Thanks, Jiangjie.  Understanding more about the auto-commit behavior and
why it's resilient to these is a big help.

We're going to do some deeper investigation and testing.  I'll report back
when I have more information.

Thanks,
Cliff

On Thu, Oct 22, 2015 at 11:48 PM, Jiangjie Qin <j...@linkedin.com.invalid>
wrote:

> Hi Cliff,
>
> If auto.offset.commit is set to true, the offset will be committed in
> following cases in addition to periodical offset commit:
>
> 1. During consumer rebalance before release the partition ownership.
> If consumer A owns partition P before rebalance, it will commit offset for
> partition P during rebalance. If consumer B become the new owner of
> partition P after rebalance, it will start from the committed offset, so
> there will be no duplicate messages.
> 2. When consumer closes.
>
> Rebalance will be triggered in the following cases:
> 1. A consumer joins/leaves the group.
> 2. Some topic/partition changes occurred to the interested topics.(e.g.
> partition expansion for a topic; a new topic created and the consumer is
> using a wildcard that matches the new topic name)
>
> To answer your question:
> Simple consumer should not interfere with high level consumer because it
> does not have any group management embedded.
>
> Typically a single high level consumer group will not rebalance unless
> there is topic/partition change. However, it is possible the consumer
> itself dropped out of the group and rejoins. This typically happens when
> you have a ZK session timeout. In that case, you should see "ZK expired" in
> your log. You can search for that and see if that is the problem.
>
> Jiangjie (Becket) Qin
>
>
> On Thu, Oct 22, 2015 at 1:14 PM, Cliff Rhyne <crh...@signal.co> wrote:
>
> > We did some more testing with logging turned on (I figured out why it
> > wasn't working).  We tried increasing the JVM memory capacity on our test
> > server (it's lower than in production) and increasing the zookeeper
> > timeouts.  Neither changed the results.  With trace logging enabled, we
> saw
> > that we were getting rebalances even though there is only one high level
> > consumer running (there previously was a simple consumer that was told to
> > disconnect, but that consumer only checked the offsets and never consumed
> > data).
> >
> > - Is there possibly a race condition where the simple consumer has a hold
> > on a partition and shutdown is called before starting a high level
> consumer
> > but shutdown is done asynchronously?
> > - What are the various things that can cause a consumer rebalance other
> > than adding / removing high level consumers?

**Data**:
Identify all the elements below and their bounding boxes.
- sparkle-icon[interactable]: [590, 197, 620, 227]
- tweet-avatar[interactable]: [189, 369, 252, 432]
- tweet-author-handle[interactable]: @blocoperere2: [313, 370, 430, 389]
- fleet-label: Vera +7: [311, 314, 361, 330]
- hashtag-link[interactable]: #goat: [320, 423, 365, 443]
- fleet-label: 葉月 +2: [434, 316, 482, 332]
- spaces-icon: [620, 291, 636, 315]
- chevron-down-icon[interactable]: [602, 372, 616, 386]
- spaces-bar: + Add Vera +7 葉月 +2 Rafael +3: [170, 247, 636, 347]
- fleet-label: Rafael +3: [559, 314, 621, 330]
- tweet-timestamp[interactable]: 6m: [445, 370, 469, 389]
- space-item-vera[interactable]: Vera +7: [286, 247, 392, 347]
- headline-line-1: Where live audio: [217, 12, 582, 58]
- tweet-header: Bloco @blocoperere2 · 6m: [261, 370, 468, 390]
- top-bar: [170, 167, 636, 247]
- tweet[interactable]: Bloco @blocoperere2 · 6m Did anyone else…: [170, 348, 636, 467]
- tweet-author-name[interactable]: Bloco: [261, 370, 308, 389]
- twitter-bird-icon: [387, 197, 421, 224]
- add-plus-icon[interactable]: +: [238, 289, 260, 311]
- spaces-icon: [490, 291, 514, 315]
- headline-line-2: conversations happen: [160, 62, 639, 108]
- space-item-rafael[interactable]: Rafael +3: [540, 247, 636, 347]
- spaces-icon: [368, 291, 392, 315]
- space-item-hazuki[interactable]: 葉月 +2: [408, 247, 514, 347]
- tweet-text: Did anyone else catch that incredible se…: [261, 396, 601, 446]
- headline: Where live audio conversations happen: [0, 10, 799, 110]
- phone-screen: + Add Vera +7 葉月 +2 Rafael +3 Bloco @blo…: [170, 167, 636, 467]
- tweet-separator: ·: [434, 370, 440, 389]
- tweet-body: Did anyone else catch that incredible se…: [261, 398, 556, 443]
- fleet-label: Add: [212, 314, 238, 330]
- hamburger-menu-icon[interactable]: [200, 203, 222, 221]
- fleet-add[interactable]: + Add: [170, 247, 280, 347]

**Goal A**:
In the consumer rebalance thread, what should show up in the log if the consumer dropped out of its group because of a ZK session timeout?
**Goal B**:
Quote the consumer rebalance thread word for word, starting at "On Thu, Oct 22, 2015 at 11:48" and ending at "When consumer closes.".

**Result A**:
"ZK expired"

**Result B**:
On Thu, Oct 22, 2015 at 11:48 PM, Jiangjie Qin <j...@linkedin.com.invalid>
wrote:

> Hi Cliff,
>
> If auto.offset.commit is set to true, the offset will be committed in
> following cases in addition to periodical offset commit:
>
> 1. During consumer rebalance before release the partition ownership.
> If consumer A owns partition P before rebalance, it will commit offset for
> partition P during rebalance. If consumer B become the new owner of
> partition P after rebalance, it will start from the committed offset, so
> there will be no duplicate messages.
> 2. When consumer closes.